Items from a data source
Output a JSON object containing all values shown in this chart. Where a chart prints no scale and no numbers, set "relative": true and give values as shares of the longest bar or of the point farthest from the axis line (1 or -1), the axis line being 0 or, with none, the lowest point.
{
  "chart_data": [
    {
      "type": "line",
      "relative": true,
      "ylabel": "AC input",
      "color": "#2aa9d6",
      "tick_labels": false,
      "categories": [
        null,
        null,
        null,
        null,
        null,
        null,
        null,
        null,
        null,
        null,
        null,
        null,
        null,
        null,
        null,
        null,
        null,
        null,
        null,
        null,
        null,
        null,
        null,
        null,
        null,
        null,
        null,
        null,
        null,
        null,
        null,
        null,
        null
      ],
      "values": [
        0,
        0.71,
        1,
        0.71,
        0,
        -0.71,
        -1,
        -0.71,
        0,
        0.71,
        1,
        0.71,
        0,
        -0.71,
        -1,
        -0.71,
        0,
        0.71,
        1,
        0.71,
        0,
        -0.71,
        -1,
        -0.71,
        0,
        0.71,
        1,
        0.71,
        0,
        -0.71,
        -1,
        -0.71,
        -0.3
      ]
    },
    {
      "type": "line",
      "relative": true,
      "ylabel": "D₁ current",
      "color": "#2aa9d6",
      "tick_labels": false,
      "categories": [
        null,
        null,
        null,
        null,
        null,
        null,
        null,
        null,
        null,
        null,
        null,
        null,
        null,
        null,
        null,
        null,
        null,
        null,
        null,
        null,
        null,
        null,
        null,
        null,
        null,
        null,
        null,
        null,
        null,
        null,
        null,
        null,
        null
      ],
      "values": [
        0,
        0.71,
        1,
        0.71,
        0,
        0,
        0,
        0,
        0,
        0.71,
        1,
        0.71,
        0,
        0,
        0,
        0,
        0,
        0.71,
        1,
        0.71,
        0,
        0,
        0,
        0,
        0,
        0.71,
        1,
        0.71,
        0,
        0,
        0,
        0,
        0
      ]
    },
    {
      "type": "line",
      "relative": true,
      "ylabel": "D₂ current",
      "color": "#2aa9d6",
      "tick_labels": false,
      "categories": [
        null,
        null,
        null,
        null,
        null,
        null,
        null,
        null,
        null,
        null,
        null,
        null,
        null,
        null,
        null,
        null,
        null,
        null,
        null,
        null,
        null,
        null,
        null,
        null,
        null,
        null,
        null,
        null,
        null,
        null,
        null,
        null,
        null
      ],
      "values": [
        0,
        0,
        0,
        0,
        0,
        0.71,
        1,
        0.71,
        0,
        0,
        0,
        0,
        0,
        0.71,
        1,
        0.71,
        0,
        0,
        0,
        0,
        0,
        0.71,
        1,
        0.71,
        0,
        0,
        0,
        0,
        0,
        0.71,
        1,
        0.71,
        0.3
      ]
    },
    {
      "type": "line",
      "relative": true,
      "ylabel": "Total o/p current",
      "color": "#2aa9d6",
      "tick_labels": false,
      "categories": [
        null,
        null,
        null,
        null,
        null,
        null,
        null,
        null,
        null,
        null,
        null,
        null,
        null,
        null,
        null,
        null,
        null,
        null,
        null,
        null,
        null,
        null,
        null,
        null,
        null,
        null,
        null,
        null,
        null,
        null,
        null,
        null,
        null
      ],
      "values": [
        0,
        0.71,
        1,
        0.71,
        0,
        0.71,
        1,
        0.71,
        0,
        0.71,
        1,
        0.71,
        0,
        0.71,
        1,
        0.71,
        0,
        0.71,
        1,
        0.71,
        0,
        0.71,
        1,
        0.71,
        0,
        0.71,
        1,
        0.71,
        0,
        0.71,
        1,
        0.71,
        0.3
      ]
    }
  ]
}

-- EXERCISE --
Only the number should be given: how many lines of the data contain the word "ylabel"?

-- RESULT FOR THIS TASK --
4